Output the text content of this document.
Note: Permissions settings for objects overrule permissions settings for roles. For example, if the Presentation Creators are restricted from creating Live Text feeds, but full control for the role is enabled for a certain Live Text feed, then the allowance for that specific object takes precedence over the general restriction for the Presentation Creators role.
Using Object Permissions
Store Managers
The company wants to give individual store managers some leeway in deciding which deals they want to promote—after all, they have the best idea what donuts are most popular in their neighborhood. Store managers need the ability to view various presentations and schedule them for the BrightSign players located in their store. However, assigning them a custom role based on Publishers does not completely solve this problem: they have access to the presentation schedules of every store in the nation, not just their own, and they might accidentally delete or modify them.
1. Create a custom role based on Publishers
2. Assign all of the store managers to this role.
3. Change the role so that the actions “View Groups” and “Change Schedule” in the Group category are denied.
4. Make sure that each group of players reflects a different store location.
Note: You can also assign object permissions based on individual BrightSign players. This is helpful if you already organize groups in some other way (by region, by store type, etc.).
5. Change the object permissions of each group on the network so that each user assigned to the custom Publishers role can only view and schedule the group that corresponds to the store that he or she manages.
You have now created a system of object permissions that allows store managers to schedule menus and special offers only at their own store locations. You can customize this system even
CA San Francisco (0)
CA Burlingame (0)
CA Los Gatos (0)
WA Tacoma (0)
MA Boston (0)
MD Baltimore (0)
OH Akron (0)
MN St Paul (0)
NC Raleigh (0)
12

● **EXERCISE OBJECTIVE**
Every entry must be quoted exactly as it appears above.

● **SOLUTION TO THIS TASK**
Output the text content of this document.
Note: Permissions settings for objects overrule permissions settings for roles. For example, if the Presentation Creators are restricted from creating Live Text feeds, but full control for the role is enabled for a certain Live Text feed, then the allowance for that specific object takes precedence over the general restriction for the Presentation Creators role.
Using Object Permissions
Store Managers
The company wants to give individual store managers some leeway in deciding which deals they want to promote—after all, they have the best idea what donuts are most popular in their neighborhood. Store managers need the ability to view various presentations and schedule them for the BrightSign players located in their store. However, assigning them a custom role based on Publishers does not completely solve this problem: they have access to the presentation schedules of every store in the nation, not just their own, and they might accidentally delete or modify them.
1. Create a custom role based on Publishers
2. Assign all of the store managers to this role.
3. Change the role so that the actions “View Groups” and “Change Schedule” in the Group category are denied.
4. Make sure that each group of players reflects a different store location.
Note: You can also assign object permissions based on individual BrightSign players. This is helpful if you already organize groups in some other way (by region, by store type, etc.).
5. Change the object permissions of each group on the network so that each user assigned to the custom Publishers role can only view and schedule the group that corresponds to the store that he or she manages.
You have now created a system of object permissions that allows store managers to schedule menus and special offers only at their own store locations. You can customize this system even
CA San Francisco (0)
CA Burlingame (0)
CA Los Gatos (0)
WA Tacoma (0)
MA Boston (0)
MD Baltimore (0)
OH Akron (0)
MN St Paul (0)
NC Raleigh (0)
12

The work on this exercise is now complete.